• **DATA FOR THIS EXERCISE**:
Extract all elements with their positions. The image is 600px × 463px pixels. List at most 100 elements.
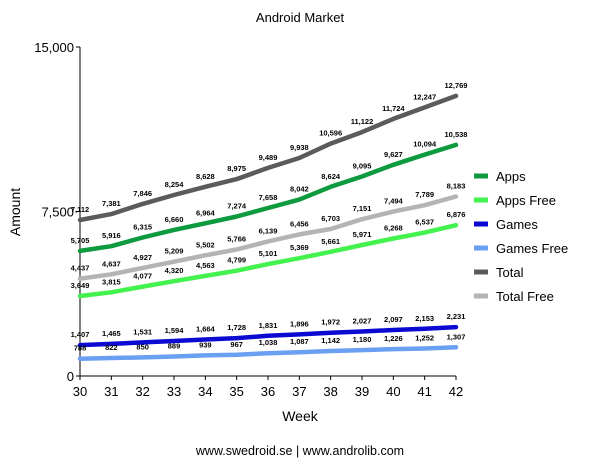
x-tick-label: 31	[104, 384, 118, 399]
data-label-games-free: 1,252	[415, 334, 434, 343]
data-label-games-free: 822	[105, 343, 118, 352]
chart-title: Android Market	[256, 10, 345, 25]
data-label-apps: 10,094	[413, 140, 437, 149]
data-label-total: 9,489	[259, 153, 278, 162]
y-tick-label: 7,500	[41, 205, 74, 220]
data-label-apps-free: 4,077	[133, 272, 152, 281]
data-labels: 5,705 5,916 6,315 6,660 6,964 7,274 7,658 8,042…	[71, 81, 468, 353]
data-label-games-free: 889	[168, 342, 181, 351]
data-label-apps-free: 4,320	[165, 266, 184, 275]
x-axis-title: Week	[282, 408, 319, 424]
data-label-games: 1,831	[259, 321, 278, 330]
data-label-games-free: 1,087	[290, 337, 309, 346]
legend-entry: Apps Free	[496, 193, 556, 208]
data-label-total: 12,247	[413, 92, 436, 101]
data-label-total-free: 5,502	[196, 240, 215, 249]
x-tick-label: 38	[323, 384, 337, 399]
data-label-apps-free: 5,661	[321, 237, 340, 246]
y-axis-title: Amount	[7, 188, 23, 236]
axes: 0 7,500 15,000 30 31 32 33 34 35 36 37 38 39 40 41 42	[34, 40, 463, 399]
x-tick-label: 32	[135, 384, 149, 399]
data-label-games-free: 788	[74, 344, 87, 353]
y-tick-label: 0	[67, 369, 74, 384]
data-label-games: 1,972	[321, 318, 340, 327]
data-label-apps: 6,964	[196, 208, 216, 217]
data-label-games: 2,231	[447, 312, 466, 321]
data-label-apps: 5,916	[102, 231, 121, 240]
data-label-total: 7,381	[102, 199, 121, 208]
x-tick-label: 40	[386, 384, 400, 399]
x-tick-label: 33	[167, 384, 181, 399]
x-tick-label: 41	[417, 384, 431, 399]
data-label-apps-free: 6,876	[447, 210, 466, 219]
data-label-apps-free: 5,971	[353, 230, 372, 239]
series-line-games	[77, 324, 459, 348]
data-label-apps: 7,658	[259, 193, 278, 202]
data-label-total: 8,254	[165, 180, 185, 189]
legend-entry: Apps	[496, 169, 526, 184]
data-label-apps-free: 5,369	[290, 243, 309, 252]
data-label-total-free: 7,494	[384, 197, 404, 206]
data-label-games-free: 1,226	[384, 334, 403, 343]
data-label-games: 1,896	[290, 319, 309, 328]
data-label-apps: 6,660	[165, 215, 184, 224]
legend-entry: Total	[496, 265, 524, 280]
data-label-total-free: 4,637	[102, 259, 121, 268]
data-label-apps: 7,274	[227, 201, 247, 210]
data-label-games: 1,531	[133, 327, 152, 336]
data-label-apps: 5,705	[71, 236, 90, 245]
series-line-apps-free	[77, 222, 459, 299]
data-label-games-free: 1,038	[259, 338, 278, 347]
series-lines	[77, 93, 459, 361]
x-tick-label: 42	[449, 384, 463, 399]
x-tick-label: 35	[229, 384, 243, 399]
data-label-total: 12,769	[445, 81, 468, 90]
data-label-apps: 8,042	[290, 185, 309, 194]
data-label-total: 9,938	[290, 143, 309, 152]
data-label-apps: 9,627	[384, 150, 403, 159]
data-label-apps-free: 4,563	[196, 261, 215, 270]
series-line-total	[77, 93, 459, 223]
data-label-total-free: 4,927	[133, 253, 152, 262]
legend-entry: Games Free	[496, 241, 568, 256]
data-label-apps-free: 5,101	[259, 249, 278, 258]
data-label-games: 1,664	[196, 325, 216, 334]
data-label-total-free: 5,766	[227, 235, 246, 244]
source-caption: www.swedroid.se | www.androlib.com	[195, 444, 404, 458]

• **WHAT IS ASKED**: Please list every line of the records above that contains the string "title", matching case exactly.

• **PROBLEM SOLUTION**:
chart-title: Android Market	[256, 10, 345, 25]
x-axis-title: Week	[282, 408, 319, 424]
y-axis-title: Amount	[7, 188, 23, 236]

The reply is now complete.